THE TASK:
Keep only the lines of the listing that include the word "right", and copy them.
● ● ● ●
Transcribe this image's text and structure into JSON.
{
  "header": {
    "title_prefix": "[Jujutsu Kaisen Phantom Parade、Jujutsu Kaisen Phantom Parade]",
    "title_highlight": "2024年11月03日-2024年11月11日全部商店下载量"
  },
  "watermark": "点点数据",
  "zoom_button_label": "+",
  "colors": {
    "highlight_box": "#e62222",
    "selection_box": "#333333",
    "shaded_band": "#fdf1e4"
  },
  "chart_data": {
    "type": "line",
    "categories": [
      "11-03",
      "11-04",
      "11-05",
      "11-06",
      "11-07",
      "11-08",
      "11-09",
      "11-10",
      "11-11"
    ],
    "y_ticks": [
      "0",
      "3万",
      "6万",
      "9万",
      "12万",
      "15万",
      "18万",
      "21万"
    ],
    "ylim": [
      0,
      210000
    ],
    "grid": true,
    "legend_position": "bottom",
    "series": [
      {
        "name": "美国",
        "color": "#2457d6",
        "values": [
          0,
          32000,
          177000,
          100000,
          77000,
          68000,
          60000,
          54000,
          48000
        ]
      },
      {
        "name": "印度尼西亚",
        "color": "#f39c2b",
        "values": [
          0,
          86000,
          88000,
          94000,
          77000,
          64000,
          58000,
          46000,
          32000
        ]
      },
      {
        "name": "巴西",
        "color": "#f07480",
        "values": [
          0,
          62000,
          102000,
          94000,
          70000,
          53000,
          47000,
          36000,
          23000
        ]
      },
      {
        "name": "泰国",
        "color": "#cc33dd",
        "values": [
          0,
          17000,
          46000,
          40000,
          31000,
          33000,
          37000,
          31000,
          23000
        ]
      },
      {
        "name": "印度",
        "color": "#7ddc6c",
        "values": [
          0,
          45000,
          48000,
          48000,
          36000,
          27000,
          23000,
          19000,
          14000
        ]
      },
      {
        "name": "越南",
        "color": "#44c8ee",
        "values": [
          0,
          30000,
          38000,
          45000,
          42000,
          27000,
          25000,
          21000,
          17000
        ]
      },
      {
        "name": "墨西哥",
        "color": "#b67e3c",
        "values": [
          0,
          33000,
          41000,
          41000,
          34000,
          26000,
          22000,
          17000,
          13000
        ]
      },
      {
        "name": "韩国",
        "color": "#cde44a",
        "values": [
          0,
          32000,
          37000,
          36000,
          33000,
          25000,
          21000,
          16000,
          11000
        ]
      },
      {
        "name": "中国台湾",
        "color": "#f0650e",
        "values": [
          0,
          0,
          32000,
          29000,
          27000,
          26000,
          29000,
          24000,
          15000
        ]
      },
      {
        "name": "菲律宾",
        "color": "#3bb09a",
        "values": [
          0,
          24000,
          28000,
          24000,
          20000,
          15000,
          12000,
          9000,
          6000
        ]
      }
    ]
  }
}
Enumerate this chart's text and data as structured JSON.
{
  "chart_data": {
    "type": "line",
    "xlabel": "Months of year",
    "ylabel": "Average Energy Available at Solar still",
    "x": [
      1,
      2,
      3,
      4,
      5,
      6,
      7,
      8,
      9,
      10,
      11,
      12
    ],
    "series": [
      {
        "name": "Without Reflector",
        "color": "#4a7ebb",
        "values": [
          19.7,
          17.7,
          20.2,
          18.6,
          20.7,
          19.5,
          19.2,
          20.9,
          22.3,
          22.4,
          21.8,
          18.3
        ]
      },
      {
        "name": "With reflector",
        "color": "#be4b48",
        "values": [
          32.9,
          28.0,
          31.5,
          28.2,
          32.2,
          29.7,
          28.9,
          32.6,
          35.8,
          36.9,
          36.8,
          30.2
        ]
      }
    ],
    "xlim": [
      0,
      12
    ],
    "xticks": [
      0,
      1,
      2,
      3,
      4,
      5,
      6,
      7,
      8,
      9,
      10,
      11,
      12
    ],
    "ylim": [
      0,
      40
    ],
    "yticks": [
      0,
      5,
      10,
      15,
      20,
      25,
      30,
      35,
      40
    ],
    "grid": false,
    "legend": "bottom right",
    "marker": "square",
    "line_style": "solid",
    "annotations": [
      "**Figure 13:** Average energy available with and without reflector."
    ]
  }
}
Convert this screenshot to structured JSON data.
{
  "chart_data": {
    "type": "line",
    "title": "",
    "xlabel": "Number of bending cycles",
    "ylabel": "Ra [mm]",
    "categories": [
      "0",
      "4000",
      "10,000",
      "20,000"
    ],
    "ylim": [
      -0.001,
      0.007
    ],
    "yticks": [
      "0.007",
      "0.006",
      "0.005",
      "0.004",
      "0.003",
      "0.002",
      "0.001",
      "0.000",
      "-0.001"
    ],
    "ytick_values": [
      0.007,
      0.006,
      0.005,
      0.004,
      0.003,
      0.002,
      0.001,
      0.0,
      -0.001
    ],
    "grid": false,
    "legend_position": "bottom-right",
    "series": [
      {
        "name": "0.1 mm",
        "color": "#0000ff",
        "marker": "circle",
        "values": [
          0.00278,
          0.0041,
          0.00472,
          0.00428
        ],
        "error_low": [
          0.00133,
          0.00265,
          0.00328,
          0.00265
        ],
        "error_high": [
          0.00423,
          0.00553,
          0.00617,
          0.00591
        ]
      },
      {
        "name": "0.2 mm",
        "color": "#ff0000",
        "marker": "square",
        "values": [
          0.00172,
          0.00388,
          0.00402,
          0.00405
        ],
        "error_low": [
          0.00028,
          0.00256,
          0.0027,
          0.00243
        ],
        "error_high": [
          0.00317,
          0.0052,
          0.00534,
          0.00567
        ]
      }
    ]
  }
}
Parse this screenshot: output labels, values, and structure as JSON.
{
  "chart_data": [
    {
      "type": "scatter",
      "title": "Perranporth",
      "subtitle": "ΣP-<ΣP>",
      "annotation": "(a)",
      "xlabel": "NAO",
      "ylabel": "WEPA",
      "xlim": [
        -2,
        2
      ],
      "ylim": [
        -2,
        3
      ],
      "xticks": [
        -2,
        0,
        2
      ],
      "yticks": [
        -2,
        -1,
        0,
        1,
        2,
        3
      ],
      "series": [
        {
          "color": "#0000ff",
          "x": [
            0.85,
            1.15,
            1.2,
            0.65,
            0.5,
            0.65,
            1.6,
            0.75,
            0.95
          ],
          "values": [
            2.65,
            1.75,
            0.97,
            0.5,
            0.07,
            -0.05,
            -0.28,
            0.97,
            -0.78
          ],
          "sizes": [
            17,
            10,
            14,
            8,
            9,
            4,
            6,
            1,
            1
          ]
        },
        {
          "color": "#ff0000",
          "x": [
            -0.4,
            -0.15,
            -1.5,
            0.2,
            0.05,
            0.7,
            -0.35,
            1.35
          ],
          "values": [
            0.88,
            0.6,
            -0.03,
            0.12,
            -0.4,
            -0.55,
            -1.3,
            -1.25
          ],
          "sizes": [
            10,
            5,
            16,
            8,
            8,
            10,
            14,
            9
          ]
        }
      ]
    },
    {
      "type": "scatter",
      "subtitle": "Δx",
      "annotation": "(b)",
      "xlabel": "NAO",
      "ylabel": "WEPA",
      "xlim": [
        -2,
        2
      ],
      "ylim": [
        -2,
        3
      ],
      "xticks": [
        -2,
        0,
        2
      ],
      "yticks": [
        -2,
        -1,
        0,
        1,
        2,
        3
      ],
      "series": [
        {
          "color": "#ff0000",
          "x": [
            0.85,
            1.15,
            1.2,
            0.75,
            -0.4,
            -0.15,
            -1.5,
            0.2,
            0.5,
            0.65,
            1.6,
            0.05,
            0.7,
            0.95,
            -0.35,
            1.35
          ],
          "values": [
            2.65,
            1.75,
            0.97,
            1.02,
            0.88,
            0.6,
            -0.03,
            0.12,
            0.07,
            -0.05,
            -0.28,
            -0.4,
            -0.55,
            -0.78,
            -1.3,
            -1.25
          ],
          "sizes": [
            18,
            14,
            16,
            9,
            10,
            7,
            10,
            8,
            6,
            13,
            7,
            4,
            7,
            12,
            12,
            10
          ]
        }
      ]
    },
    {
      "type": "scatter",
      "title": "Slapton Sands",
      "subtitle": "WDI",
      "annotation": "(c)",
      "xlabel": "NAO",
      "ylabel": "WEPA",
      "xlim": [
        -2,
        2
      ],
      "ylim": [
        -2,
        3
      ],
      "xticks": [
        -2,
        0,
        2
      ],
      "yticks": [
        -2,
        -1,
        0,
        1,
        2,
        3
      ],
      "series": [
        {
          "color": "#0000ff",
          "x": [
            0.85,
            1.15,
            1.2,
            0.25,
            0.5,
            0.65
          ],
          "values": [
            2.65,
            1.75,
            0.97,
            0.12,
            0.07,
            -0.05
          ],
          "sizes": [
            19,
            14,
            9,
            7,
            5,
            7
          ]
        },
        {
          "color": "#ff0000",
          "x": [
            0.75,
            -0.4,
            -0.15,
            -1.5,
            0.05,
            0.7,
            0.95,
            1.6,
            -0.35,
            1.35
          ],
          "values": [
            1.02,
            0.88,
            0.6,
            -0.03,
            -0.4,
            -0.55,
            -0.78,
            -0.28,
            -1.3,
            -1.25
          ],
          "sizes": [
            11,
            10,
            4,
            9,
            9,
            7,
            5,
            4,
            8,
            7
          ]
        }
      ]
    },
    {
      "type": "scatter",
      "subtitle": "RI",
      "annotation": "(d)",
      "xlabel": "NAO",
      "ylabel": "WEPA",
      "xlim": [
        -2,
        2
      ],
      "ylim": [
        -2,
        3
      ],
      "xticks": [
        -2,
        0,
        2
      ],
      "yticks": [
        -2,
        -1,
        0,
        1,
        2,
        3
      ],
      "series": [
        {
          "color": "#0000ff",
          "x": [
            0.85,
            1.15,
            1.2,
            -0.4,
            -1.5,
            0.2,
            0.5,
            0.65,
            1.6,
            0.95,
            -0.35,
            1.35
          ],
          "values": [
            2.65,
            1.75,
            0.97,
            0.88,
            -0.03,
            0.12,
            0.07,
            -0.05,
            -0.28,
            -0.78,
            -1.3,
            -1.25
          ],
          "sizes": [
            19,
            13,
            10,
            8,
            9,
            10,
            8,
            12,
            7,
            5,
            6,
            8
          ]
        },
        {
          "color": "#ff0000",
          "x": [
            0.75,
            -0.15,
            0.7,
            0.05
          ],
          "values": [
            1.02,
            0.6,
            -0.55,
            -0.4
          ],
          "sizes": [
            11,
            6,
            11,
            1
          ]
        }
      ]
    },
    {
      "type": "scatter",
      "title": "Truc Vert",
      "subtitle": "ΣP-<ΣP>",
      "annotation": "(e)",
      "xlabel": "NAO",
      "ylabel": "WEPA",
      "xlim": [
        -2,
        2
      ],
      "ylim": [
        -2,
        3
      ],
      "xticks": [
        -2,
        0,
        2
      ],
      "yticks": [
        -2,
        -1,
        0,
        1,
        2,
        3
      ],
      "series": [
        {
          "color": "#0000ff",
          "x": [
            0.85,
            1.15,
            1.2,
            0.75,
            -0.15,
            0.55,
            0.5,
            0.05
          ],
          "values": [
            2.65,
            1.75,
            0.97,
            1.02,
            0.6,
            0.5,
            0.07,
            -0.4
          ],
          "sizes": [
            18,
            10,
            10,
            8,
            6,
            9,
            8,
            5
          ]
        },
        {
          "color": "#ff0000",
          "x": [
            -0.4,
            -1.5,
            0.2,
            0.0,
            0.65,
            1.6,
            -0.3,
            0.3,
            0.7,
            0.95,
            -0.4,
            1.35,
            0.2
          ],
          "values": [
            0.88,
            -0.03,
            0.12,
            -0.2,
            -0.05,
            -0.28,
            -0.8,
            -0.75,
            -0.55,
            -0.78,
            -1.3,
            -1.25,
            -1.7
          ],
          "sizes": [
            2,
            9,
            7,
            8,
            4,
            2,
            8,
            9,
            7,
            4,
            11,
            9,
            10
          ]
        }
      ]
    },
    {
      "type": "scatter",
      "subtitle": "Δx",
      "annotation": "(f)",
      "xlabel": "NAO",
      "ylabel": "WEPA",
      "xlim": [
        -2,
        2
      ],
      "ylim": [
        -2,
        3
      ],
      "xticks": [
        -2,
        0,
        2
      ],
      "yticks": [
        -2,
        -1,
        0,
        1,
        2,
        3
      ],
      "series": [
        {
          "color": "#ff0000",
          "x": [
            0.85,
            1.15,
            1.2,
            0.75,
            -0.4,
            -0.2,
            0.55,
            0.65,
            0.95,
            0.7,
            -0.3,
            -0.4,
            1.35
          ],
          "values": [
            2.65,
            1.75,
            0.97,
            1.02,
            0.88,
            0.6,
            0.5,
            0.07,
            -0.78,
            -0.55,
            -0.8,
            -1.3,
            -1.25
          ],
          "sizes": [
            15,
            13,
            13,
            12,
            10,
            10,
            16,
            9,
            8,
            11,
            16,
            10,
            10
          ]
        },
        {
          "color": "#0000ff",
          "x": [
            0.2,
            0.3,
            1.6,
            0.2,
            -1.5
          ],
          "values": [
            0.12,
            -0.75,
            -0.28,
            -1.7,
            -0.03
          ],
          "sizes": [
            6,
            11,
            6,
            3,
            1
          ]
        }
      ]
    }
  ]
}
● ● ● ●
WORKED ANSWER:
    "legend": "bottom right",
    "legend_position": "bottom-right",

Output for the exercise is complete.